▸ Entries:
## Begin
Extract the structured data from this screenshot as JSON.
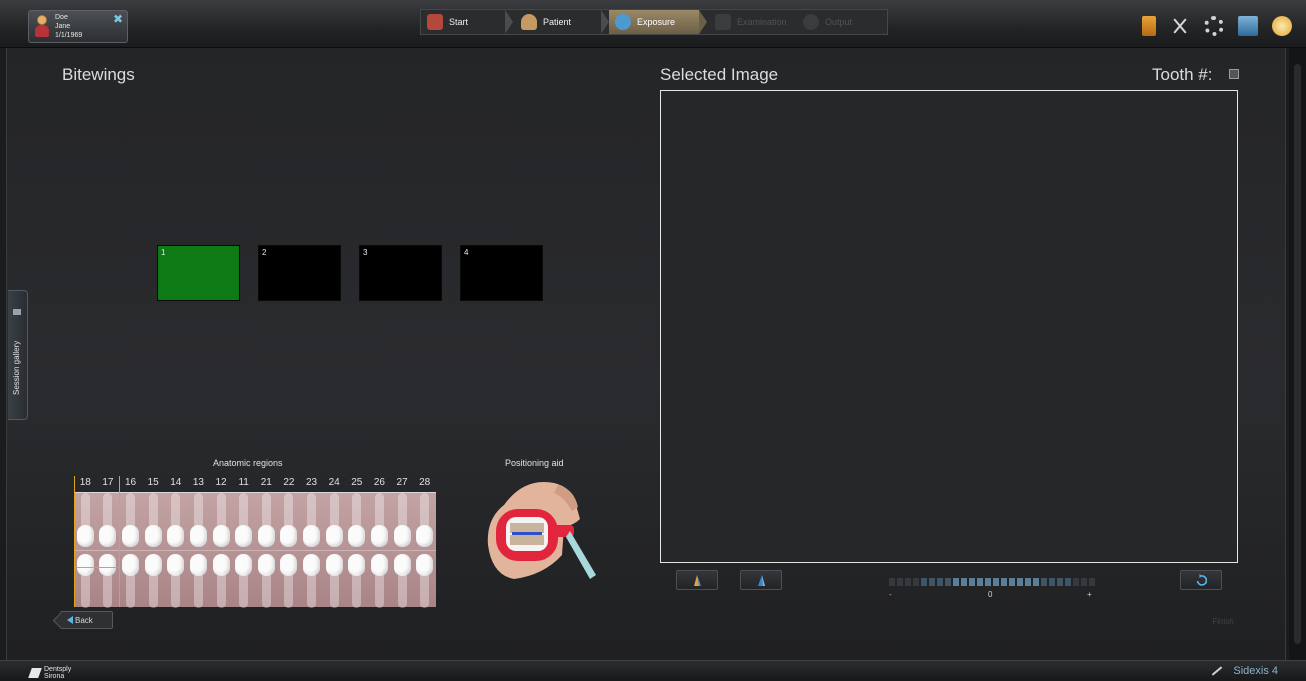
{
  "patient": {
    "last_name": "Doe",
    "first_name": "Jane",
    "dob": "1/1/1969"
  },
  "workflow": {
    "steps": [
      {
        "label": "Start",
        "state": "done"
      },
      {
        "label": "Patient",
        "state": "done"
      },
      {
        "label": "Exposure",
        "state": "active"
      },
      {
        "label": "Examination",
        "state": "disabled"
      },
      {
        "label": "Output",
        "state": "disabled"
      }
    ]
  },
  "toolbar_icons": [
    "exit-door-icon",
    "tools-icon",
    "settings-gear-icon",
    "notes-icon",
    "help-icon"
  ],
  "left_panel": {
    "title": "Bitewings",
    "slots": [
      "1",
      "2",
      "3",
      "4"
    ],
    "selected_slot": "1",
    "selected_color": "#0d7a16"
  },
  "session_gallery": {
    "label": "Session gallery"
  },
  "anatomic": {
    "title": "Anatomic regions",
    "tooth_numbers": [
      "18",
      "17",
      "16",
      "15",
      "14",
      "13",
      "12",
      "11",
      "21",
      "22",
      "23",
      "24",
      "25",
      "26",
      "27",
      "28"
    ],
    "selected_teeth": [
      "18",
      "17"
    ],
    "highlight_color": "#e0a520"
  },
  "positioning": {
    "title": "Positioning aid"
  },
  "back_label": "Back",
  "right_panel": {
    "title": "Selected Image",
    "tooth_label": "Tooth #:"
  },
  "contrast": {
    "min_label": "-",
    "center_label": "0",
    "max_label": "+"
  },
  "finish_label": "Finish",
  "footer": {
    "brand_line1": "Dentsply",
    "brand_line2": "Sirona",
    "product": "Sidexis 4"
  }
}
## End
▸ Given task:
Make an exact copy of every entry above, minus the images.

▸ Solution to this exercise:
Extract the structured data from this screenshot as JSON.
{
  "patient": {
    "last_name": "Doe",
    "first_name": "Jane",
    "dob": "1/1/1969"
  },
  "workflow": {
    "steps": [
      {
        "label": "Start",
        "state": "done"
      },
      {
        "label": "Patient",
        "state": "done"
      },
      {
        "label": "Exposure",
        "state": "active"
      },
      {
        "label": "Examination",
        "state": "disabled"
      },
      {
        "label": "Output",
        "state": "disabled"
      }
    ]
  },
  "toolbar_icons": [
    "exit-door-icon",
    "tools-icon",
    "settings-gear-icon",
    "notes-icon",
    "help-icon"
  ],
  "left_panel": {
    "title": "Bitewings",
    "slots": [
      "1",
      "2",
      "3",
      "4"
    ],
    "selected_slot": "1",
    "selected_color": "#0d7a16"
  },
  "session_gallery": {
    "label": "Session gallery"
  },
  "anatomic": {
    "title": "Anatomic regions",
    "tooth_numbers": [
      "18",
      "17",
      "16",
      "15",
      "14",
      "13",
      "12",
      "11",
      "21",
      "22",
      "23",
      "24",
      "25",
      "26",
      "27",
      "28"
    ],
    "selected_teeth": [
      "18",
      "17"
    ],
    "highlight_color": "#e0a520"
  },
  "positioning": {
    "title": "Positioning aid"
  },
  "back_label": "Back",
  "right_panel": {
    "title": "Selected Image",
    "tooth_label": "Tooth #:"
  },
  "contrast": {
    "min_label": "-",
    "center_label": "0",
    "max_label": "+"
  },
  "finish_label": "Finish",
  "footer": {
    "brand_line1": "Dentsply",
    "brand_line2": "Sirona",
    "product": "Sidexis 4"
  }
}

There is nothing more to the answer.